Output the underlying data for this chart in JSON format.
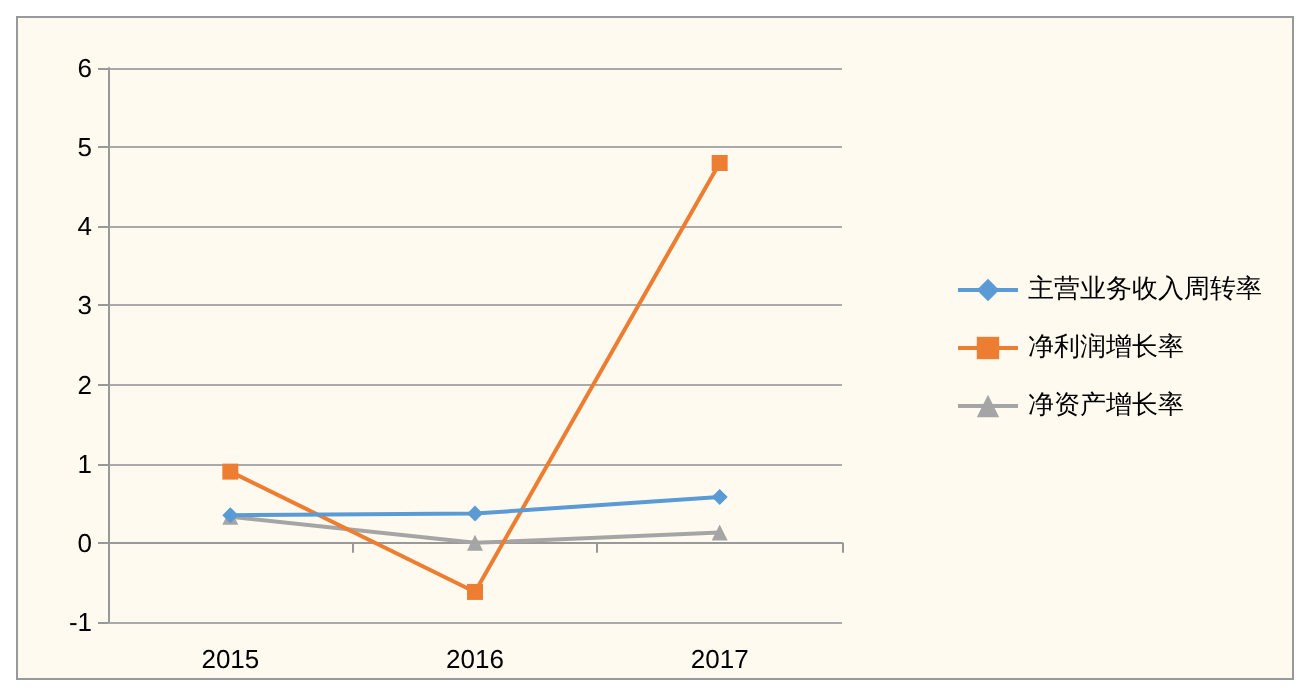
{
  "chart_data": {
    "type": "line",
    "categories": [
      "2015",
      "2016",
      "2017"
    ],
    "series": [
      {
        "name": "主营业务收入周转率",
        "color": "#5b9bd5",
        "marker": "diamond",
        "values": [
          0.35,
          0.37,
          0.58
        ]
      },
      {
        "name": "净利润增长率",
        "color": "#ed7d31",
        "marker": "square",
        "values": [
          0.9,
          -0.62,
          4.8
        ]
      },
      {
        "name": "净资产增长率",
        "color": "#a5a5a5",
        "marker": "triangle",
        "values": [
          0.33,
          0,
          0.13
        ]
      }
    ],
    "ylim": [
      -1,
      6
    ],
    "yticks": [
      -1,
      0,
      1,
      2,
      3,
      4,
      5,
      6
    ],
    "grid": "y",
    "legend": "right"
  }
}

^^^^

**Task directions**
Find the lines above holding the word "color" and show them.

**Result of this task**
        "color": "#5b9bd5",
        "color": "#ed7d31",
        "color": "#a5a5a5",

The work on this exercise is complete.